(Objective) Below are the records. List every line holding the word "text".

Stored data entries:
* START *
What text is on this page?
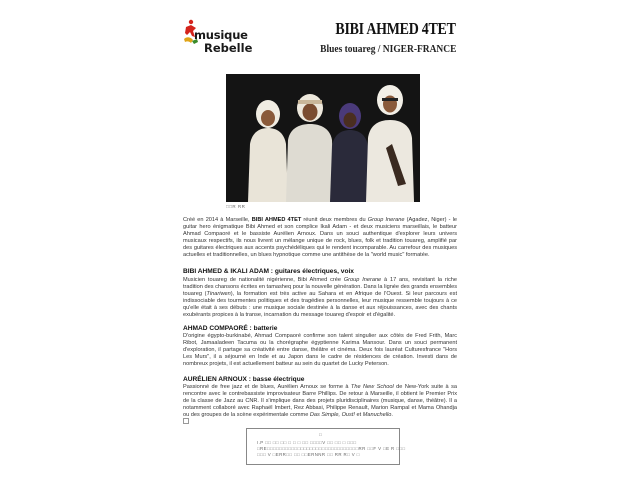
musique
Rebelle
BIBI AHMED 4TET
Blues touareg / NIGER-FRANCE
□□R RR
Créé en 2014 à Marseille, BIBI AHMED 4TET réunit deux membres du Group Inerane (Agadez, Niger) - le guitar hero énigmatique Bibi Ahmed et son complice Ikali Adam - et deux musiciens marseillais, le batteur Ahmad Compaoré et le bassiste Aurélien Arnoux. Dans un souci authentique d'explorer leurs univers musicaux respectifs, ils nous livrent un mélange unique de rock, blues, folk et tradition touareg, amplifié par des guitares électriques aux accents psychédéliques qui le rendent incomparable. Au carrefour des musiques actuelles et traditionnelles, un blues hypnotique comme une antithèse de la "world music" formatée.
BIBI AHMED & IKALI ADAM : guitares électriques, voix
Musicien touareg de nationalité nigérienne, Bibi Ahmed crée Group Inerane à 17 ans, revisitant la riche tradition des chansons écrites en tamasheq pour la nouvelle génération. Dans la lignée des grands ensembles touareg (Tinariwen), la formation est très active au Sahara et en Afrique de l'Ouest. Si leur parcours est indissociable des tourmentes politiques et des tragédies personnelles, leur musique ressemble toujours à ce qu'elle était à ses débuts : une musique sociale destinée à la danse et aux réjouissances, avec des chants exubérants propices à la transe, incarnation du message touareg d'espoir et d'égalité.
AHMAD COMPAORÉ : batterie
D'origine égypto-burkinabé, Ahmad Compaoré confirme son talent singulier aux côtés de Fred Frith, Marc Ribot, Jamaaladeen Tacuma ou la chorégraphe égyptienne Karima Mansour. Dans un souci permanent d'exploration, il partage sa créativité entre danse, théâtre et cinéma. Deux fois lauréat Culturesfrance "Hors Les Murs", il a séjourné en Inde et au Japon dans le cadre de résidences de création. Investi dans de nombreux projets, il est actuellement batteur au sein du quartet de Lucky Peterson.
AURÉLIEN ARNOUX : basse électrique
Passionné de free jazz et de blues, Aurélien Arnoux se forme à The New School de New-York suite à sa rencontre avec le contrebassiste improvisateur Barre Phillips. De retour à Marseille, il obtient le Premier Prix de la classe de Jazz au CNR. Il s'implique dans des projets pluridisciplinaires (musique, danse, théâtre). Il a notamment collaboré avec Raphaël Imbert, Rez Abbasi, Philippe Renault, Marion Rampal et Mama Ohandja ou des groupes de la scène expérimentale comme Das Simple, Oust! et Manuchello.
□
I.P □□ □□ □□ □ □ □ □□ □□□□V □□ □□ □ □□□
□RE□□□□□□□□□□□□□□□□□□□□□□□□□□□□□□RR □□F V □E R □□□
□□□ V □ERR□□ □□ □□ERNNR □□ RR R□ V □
* END *
* START *
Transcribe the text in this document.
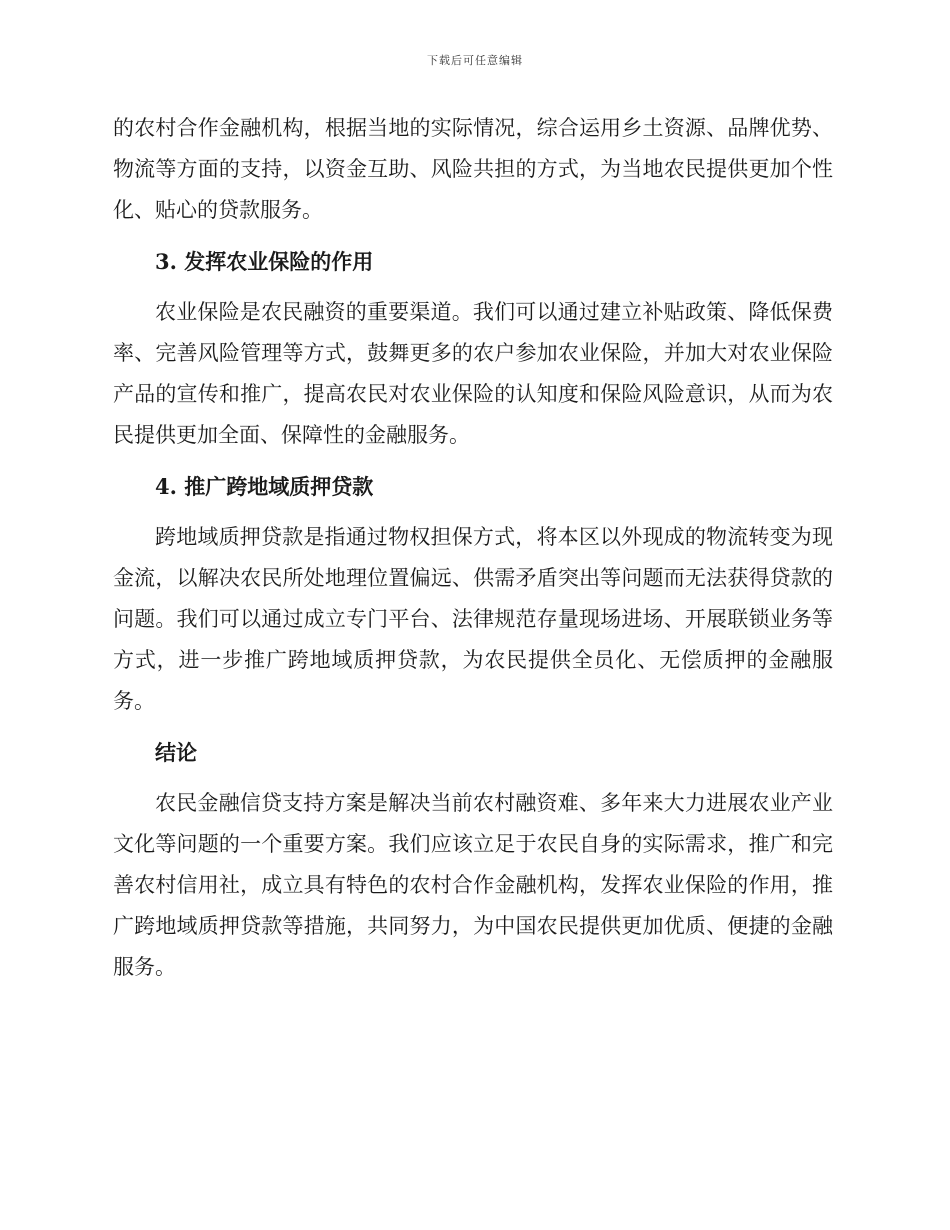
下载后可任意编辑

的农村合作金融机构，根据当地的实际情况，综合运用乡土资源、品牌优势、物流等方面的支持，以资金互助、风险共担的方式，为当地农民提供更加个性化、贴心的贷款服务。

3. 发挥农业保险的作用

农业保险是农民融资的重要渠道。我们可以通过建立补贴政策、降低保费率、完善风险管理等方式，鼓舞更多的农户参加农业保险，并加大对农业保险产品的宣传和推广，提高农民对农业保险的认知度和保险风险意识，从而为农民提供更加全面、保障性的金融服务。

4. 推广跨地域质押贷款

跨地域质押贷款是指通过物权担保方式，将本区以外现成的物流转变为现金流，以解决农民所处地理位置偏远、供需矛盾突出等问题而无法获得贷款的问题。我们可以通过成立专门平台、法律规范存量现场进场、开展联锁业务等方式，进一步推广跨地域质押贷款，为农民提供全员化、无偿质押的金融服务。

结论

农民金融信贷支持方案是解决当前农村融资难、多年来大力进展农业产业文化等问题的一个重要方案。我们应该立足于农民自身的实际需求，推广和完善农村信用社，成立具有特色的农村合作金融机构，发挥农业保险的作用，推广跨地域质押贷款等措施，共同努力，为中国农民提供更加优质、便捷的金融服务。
* END *
(Output)
What text is on this page?
Transcribe the text in this document.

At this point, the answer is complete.